Dataset records:
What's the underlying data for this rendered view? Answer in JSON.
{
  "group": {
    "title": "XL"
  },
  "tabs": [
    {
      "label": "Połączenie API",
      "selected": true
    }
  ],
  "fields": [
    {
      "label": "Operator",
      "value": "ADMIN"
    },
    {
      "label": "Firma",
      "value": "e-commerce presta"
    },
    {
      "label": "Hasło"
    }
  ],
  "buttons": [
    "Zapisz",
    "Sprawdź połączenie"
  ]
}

**Task to complete:**
Each record above should be returned exactly as it appears.

**Reply:**
What's the underlying data for this rendered view? Answer in JSON.
{
  "group": {
    "title": "XL"
  },
  "tabs": [
    {
      "label": "Połączenie API",
      "selected": true
    }
  ],
  "fields": [
    {
      "label": "Operator",
      "value": "ADMIN"
    },
    {
      "label": "Firma",
      "value": "e-commerce presta"
    },
    {
      "label": "Hasło"
    }
  ],
  "buttons": [
    "Zapisz",
    "Sprawdź połączenie"
  ]
}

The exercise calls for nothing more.